- _Task requirements_:
Find each line holding "this" and copy it out.
+++ Source records +++
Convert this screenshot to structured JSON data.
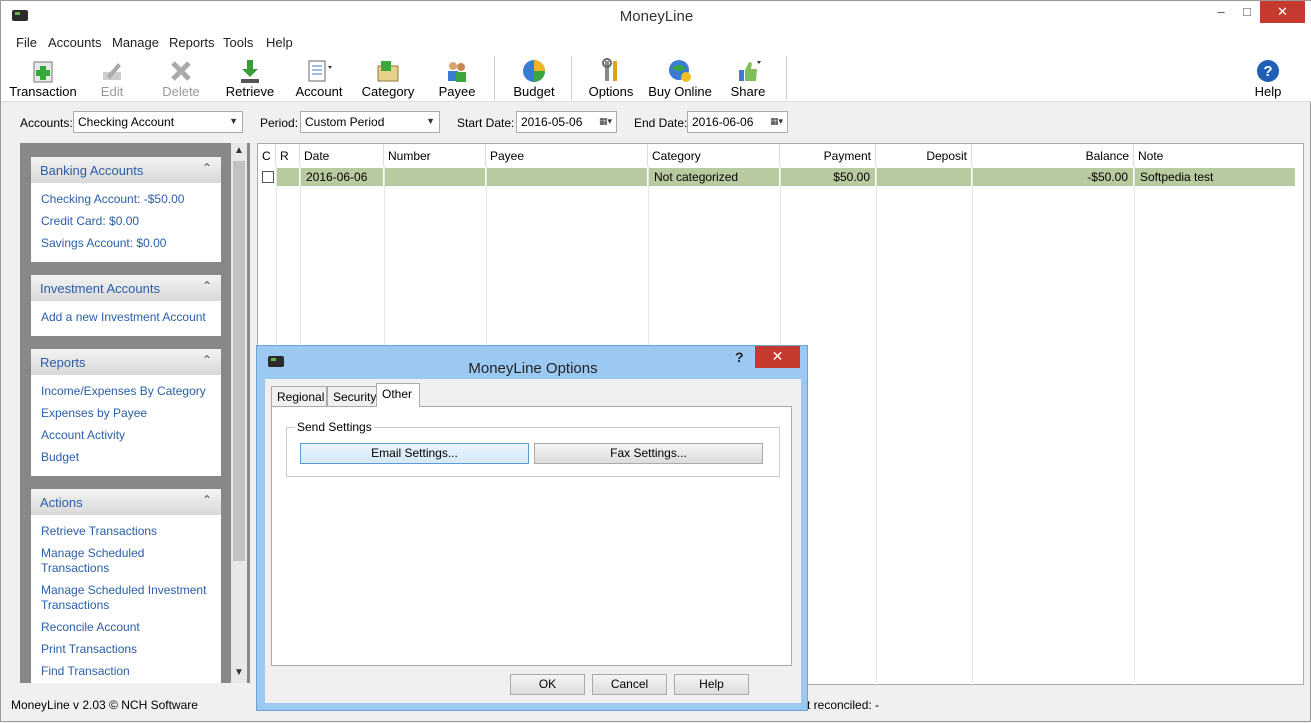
{
  "window": {
    "title": "MoneyLine",
    "minimize": "–",
    "maximize": "□",
    "close": "✕"
  },
  "menu": [
    "File",
    "Accounts",
    "Manage",
    "Reports",
    "Tools",
    "Help"
  ],
  "toolbar": {
    "transaction": "Transaction",
    "edit": "Edit",
    "delete": "Delete",
    "retrieve": "Retrieve",
    "account": "Account",
    "category": "Category",
    "payee": "Payee",
    "budget": "Budget",
    "options": "Options",
    "buy_online": "Buy Online",
    "share": "Share",
    "help": "Help"
  },
  "filters": {
    "accounts_label": "Accounts:",
    "accounts_value": "Checking Account",
    "period_label": "Period:",
    "period_value": "Custom Period",
    "start_label": "Start Date:",
    "start_value": "2016-05-06",
    "end_label": "End Date:",
    "end_value": "2016-06-06"
  },
  "sidebar": {
    "banking": {
      "title": "Banking Accounts",
      "items": [
        "Checking Account: -$50.00",
        "Credit Card: $0.00",
        "Savings Account: $0.00"
      ]
    },
    "investment": {
      "title": "Investment Accounts",
      "items": [
        "Add a new Investment Account"
      ]
    },
    "reports": {
      "title": "Reports",
      "items": [
        "Income/Expenses By Category",
        "Expenses by Payee",
        "Account Activity",
        "Budget"
      ]
    },
    "actions": {
      "title": "Actions",
      "items": [
        "Retrieve Transactions",
        "Manage Scheduled Transactions",
        "Manage Scheduled Investment Transactions",
        "Reconcile Account",
        "Print Transactions",
        "Find Transaction"
      ]
    }
  },
  "grid": {
    "headers": [
      "C",
      "R",
      "Date",
      "Number",
      "Payee",
      "Category",
      "Payment",
      "Deposit",
      "Balance",
      "Note"
    ],
    "rows": [
      {
        "date": "2016-06-06",
        "number": "",
        "payee": "",
        "category": "Not categorized",
        "payment": "$50.00",
        "deposit": "",
        "balance": "-$50.00",
        "note": "Softpedia test"
      }
    ]
  },
  "status": {
    "left": "MoneyLine v 2.03 © NCH Software",
    "right": "t reconciled: -"
  },
  "dialog": {
    "title": "MoneyLine Options",
    "help_glyph": "?",
    "close": "✕",
    "tabs": [
      "Regional",
      "Security",
      "Other"
    ],
    "group": "Send Settings",
    "email_button": "Email Settings...",
    "fax_button": "Fax Settings...",
    "ok": "OK",
    "cancel": "Cancel",
    "help": "Help"
  }
}
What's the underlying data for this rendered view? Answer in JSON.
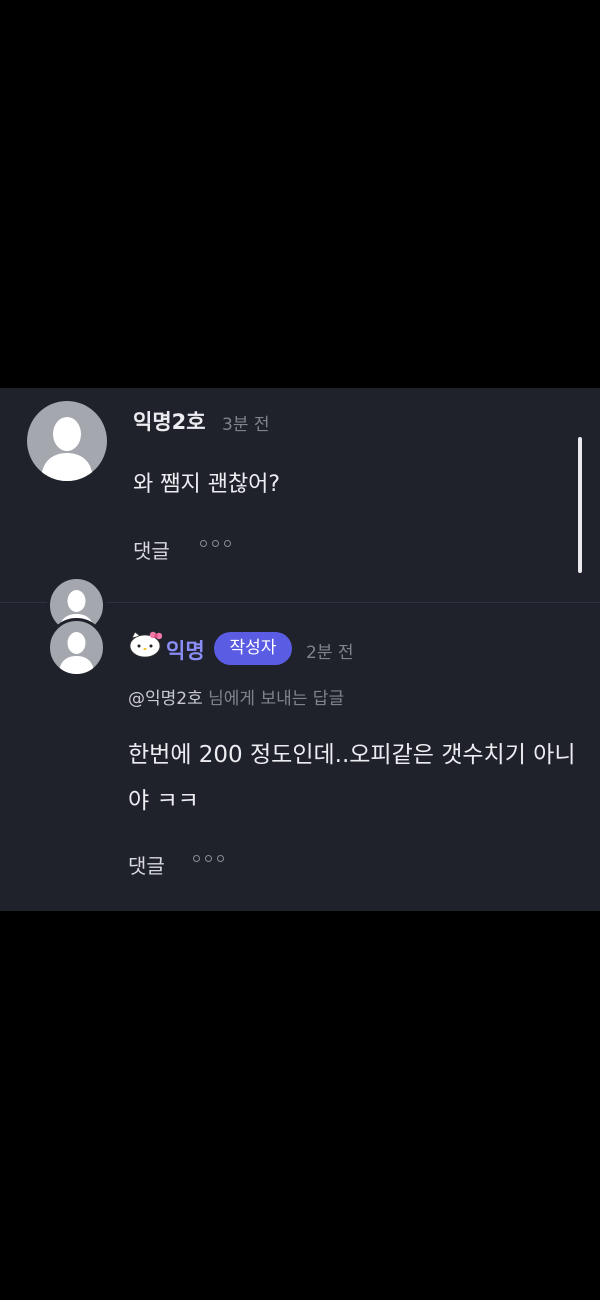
{
  "comments": [
    {
      "author": "익명2호",
      "time": "3분 전",
      "body": "와 쨈지 괜찮어?",
      "reply_label": "댓글",
      "more_icon": "more-dots-icon"
    },
    {
      "author": "익명",
      "author_badge": "작성자",
      "time": "2분 전",
      "mention": "@익명2호",
      "mention_suffix": " 님에게 보내는 답글",
      "body": "한번에 200 정도인데..오피같은 갯수치기 아니야 ㅋㅋ",
      "reply_label": "댓글",
      "more_icon": "more-dots-icon",
      "avatar_badge_icon": "hello-kitty-icon"
    }
  ],
  "colors": {
    "background": "#000000",
    "panel": "#1f212b",
    "accent": "#5a5ce3",
    "author_accent": "#8b8df7"
  }
}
+++
- _Exercise response_:
Convert this screenshot to structured JSON data.
What's the underlying data for this rendered view? Answer in JSON.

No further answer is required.